* Task description: Search the material for "fail" and show all lines that contain it.

-- -- --

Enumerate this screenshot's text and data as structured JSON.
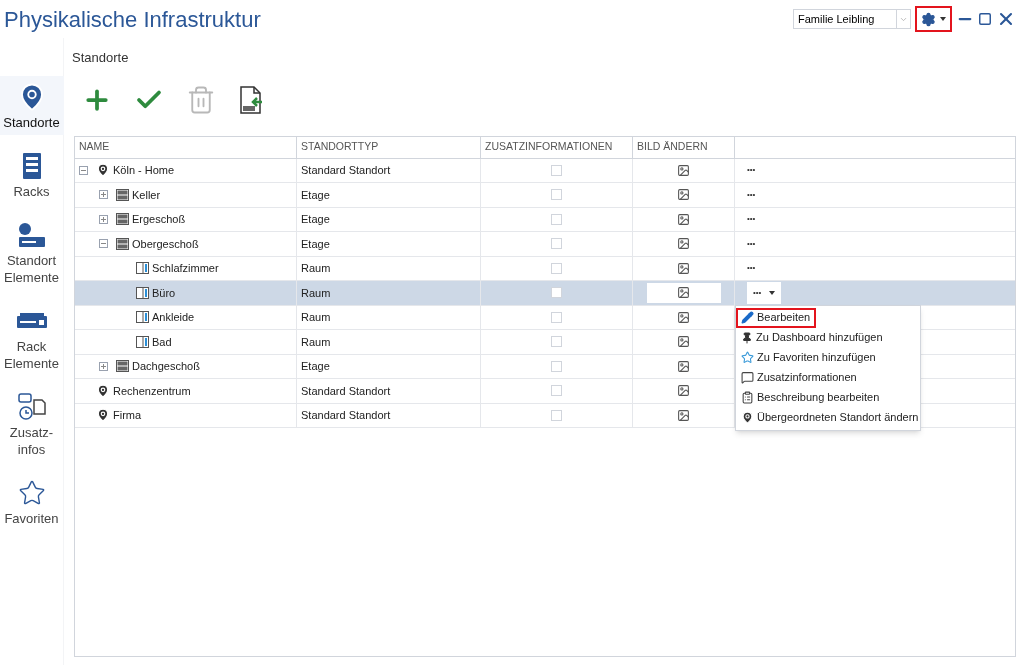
{
  "window": {
    "title": "Physikalische Infrastruktur"
  },
  "header": {
    "profile": {
      "value": "Familie Leibling"
    },
    "settings_highlighted": true
  },
  "sidebar": {
    "items": [
      {
        "label": "Standorte",
        "selected": true
      },
      {
        "label": "Racks",
        "selected": false
      },
      {
        "label": "Standort Elemente",
        "selected": false
      },
      {
        "label": "Rack Elemente",
        "selected": false
      },
      {
        "label": "Zusatz-infos",
        "selected": false
      },
      {
        "label": "Favoriten",
        "selected": false
      }
    ]
  },
  "panel": {
    "title": "Standorte",
    "toolbar": [
      {
        "kind": "add",
        "disabled": false
      },
      {
        "kind": "confirm",
        "disabled": false
      },
      {
        "kind": "delete",
        "disabled": true
      },
      {
        "kind": "csv",
        "disabled": false
      }
    ]
  },
  "table": {
    "columns": [
      "NAME",
      "STANDORTTYP",
      "ZUSATZINFORMATIONEN",
      "BILD ÄNDERN"
    ],
    "rows": [
      {
        "name": "Köln - Home",
        "type": "Standard Standort",
        "kind": "site",
        "expanded": true,
        "checked": false,
        "selected": false,
        "actions": "•••",
        "children": [
          {
            "name": "Keller",
            "type": "Etage",
            "kind": "floor",
            "expanded": false,
            "checked": false,
            "selected": false,
            "actions": "•••"
          },
          {
            "name": "Ergeschoß",
            "type": "Etage",
            "kind": "floor",
            "expanded": false,
            "checked": false,
            "selected": false,
            "actions": "•••"
          },
          {
            "name": "Obergeschoß",
            "type": "Etage",
            "kind": "floor",
            "expanded": true,
            "checked": false,
            "selected": false,
            "actions": "•••",
            "children": [
              {
                "name": "Schlafzimmer",
                "type": "Raum",
                "kind": "room",
                "checked": false,
                "selected": false,
                "actions": "•••"
              },
              {
                "name": "Büro",
                "type": "Raum",
                "kind": "room",
                "checked": false,
                "selected": true,
                "actions": "•••"
              },
              {
                "name": "Ankleide",
                "type": "Raum",
                "kind": "room",
                "checked": false,
                "selected": false
              },
              {
                "name": "Bad",
                "type": "Raum",
                "kind": "room",
                "checked": false,
                "selected": false
              }
            ]
          },
          {
            "name": "Dachgeschoß",
            "type": "Etage",
            "kind": "floor",
            "expanded": false,
            "checked": false,
            "selected": false
          }
        ]
      },
      {
        "name": "Rechenzentrum",
        "type": "Standard Standort",
        "kind": "site",
        "checked": false,
        "selected": false
      },
      {
        "name": "Firma",
        "type": "Standard Standort",
        "kind": "site",
        "checked": false,
        "selected": false
      }
    ]
  },
  "context_menu": {
    "items": [
      {
        "label": "Bearbeiten",
        "highlighted": true
      },
      {
        "label": "Zu Dashboard hinzufügen",
        "highlighted": false
      },
      {
        "label": "Zu Favoriten hinzufügen",
        "highlighted": false
      },
      {
        "label": "Zusatzinformationen",
        "highlighted": false
      },
      {
        "label": "Beschreibung bearbeiten",
        "highlighted": false
      },
      {
        "label": "Übergeordneten Standort ändern",
        "highlighted": false
      }
    ]
  }
}
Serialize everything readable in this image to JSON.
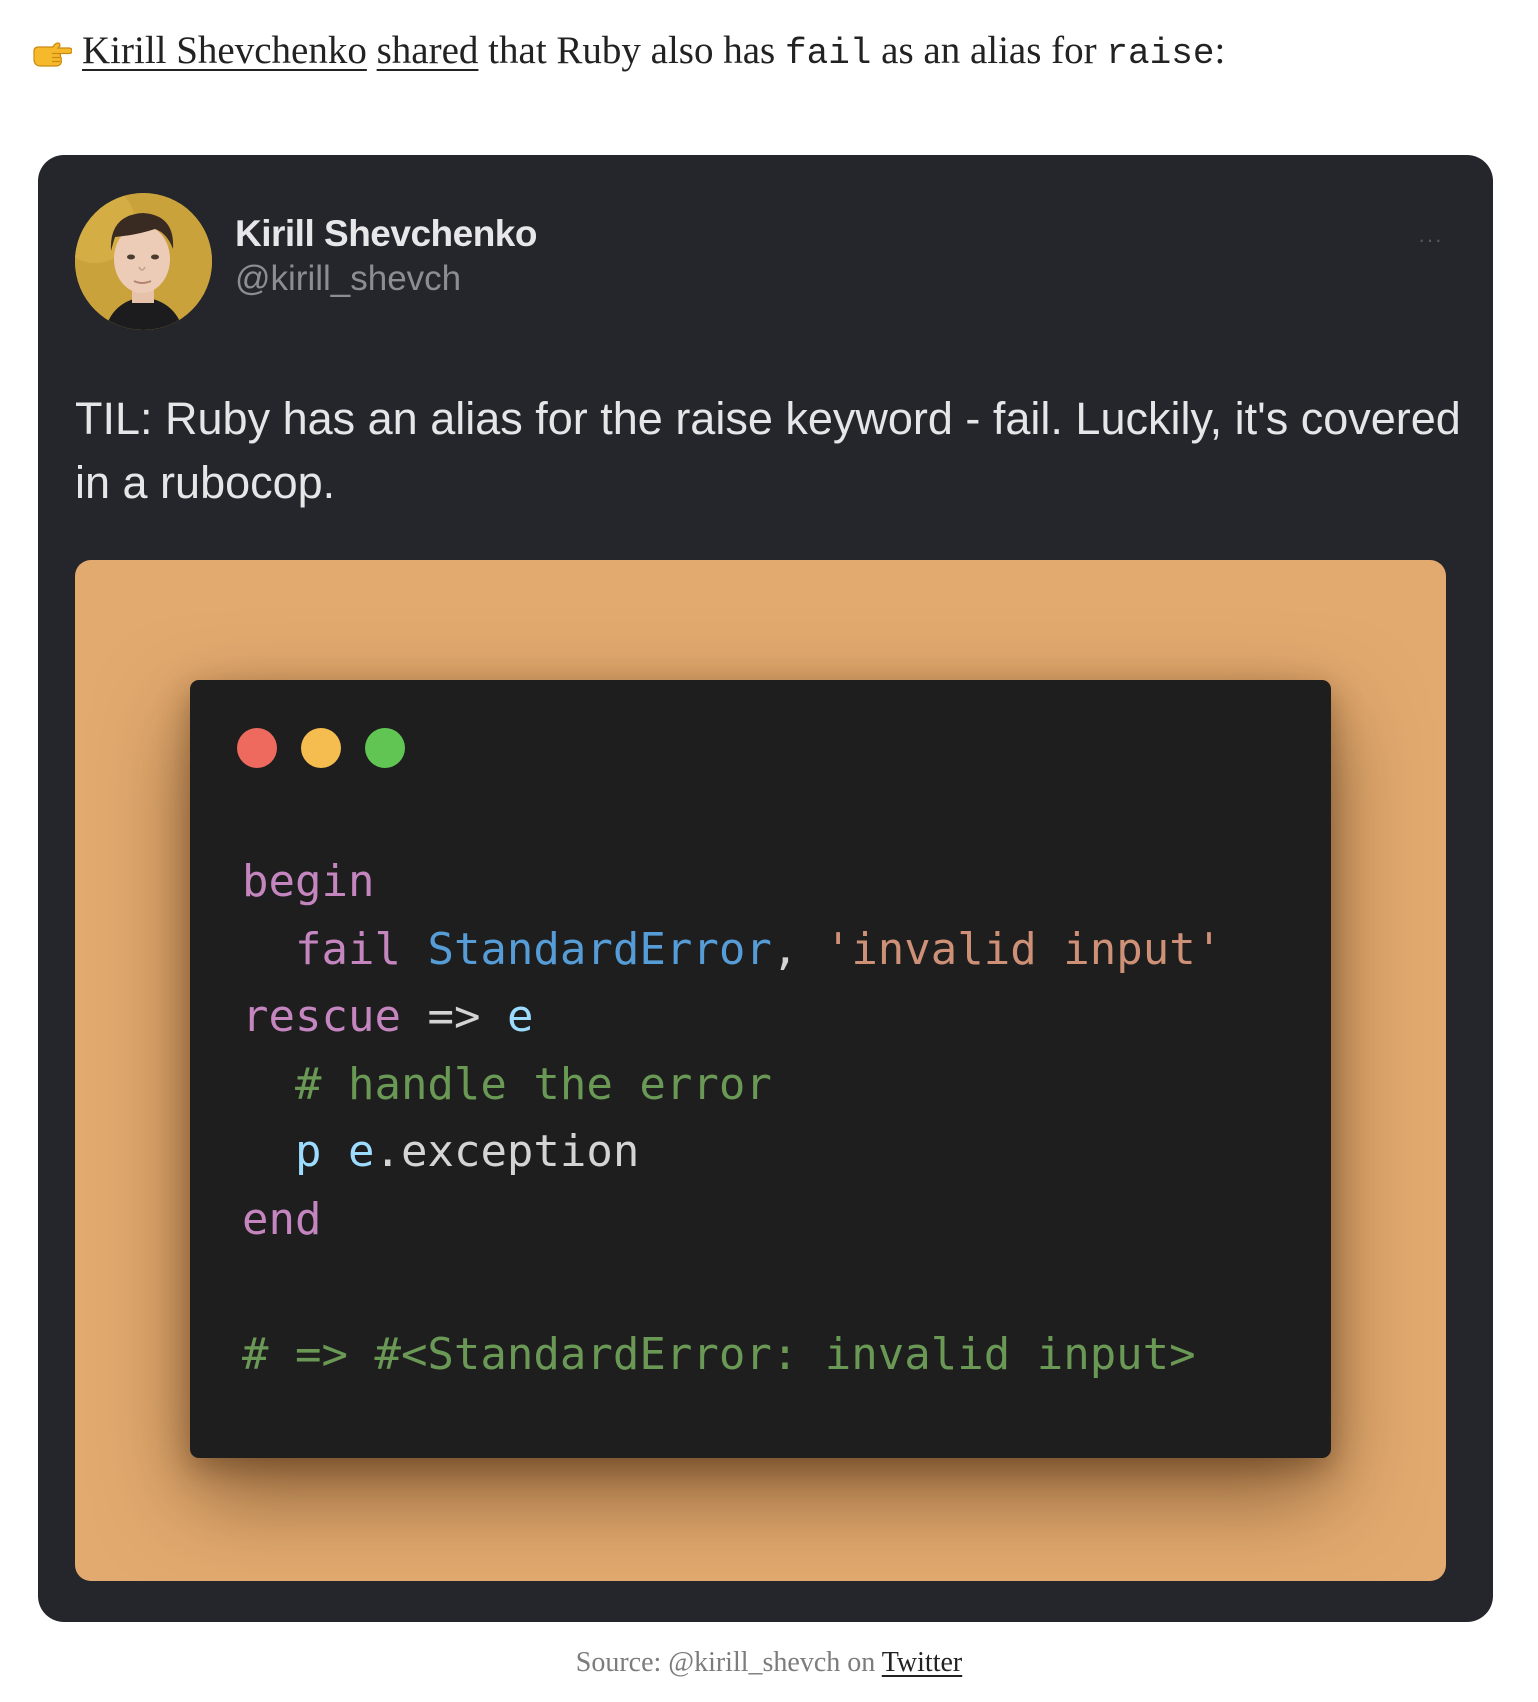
{
  "intro": {
    "emoji": "👉",
    "author_link": "Kirill Shevchenko",
    "shared_link": "shared",
    "text_1": " that Ruby also has ",
    "code_1": "fail",
    "text_2": " as an alias for ",
    "code_2": "raise",
    "text_3": ":"
  },
  "tweet": {
    "author_name": "Kirill Shevchenko",
    "author_handle": "@kirill_shevch",
    "more_label": "···",
    "text": "TIL: Ruby has an alias for the raise keyword - fail. Luckily, it's covered in a rubocop.",
    "media": {
      "background_color": "#e3aa6f",
      "window_dots": [
        "#ee6a5e",
        "#f5bd4f",
        "#61c554"
      ],
      "code": {
        "l1_kw": "begin",
        "l2_indent": "  ",
        "l2_kw": "fail",
        "l2_sp": " ",
        "l2_const": "StandardError",
        "l2_comma": ",",
        "l2_sp2": " ",
        "l2_str": "'invalid input'",
        "l3_kw": "rescue",
        "l3_sp": " ",
        "l3_op": "=>",
        "l3_sp2": " ",
        "l3_var": "e",
        "l4_indent": "  ",
        "l4_comment": "# handle the error",
        "l5_indent": "  ",
        "l5_method": "p",
        "l5_sp": " ",
        "l5_var": "e",
        "l5_rest": ".exception",
        "l6_kw": "end",
        "l8_comment": "# => #<StandardError: invalid input>"
      }
    }
  },
  "caption": {
    "prefix": "Source: @kirill_shevch on ",
    "link": "Twitter"
  }
}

-- -- --

* Complete answer:
    "code_1": "fail",
    "text": "TIL: Ruby has an alias for the raise keyword - fail. Luckily, it's covered in a rubocop.",
        "l2_kw": "fail",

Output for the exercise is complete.